• [Set exercise]: Output only the lines from the one holding "Extract all readable text from this page." to the end of the data below, please, copied exactly.

━━━ Dataset extract

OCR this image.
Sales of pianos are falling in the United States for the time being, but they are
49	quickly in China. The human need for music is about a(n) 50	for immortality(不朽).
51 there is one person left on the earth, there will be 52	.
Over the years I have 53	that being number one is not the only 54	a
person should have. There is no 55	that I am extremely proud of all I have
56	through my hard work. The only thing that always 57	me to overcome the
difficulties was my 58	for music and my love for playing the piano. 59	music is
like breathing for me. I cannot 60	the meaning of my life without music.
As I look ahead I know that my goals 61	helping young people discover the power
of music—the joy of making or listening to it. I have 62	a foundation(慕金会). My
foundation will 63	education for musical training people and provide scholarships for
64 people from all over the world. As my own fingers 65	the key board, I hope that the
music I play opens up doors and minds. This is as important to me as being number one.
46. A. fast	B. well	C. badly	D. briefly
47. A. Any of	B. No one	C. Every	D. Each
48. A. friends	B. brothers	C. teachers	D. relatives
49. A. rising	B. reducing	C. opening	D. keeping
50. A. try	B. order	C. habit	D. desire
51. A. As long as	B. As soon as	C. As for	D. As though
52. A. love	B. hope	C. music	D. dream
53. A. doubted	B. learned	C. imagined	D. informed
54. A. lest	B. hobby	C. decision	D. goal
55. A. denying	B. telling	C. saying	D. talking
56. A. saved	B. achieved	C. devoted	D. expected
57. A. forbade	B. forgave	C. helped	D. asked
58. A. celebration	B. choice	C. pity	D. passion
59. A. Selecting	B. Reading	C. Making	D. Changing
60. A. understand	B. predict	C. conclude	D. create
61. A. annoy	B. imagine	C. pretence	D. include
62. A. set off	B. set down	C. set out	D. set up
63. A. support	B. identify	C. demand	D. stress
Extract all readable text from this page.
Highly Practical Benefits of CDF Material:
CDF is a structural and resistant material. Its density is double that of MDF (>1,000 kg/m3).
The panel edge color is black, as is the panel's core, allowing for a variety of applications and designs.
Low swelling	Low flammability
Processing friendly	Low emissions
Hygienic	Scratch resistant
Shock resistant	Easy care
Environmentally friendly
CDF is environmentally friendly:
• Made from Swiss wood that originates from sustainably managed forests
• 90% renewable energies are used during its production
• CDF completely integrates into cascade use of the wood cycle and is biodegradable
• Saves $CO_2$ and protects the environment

━━━━━━

• [Output of the exercise]:
Extract all readable text from this page.
Highly Practical Benefits of CDF Material:
CDF is a structural and resistant material. Its density is double that of MDF (>1,000 kg/m3).
The panel edge color is black, as is the panel's core, allowing for a variety of applications and designs.
Low swelling	Low flammability
Processing friendly	Low emissions
Hygienic	Scratch resistant
Shock resistant	Easy care
Environmentally friendly
CDF is environmentally friendly:
• Made from Swiss wood that originates from sustainably managed forests
• 90% renewable energies are used during its production
• CDF completely integrates into cascade use of the wood cycle and is biodegradable
• Saves $CO_2$ and protects the environment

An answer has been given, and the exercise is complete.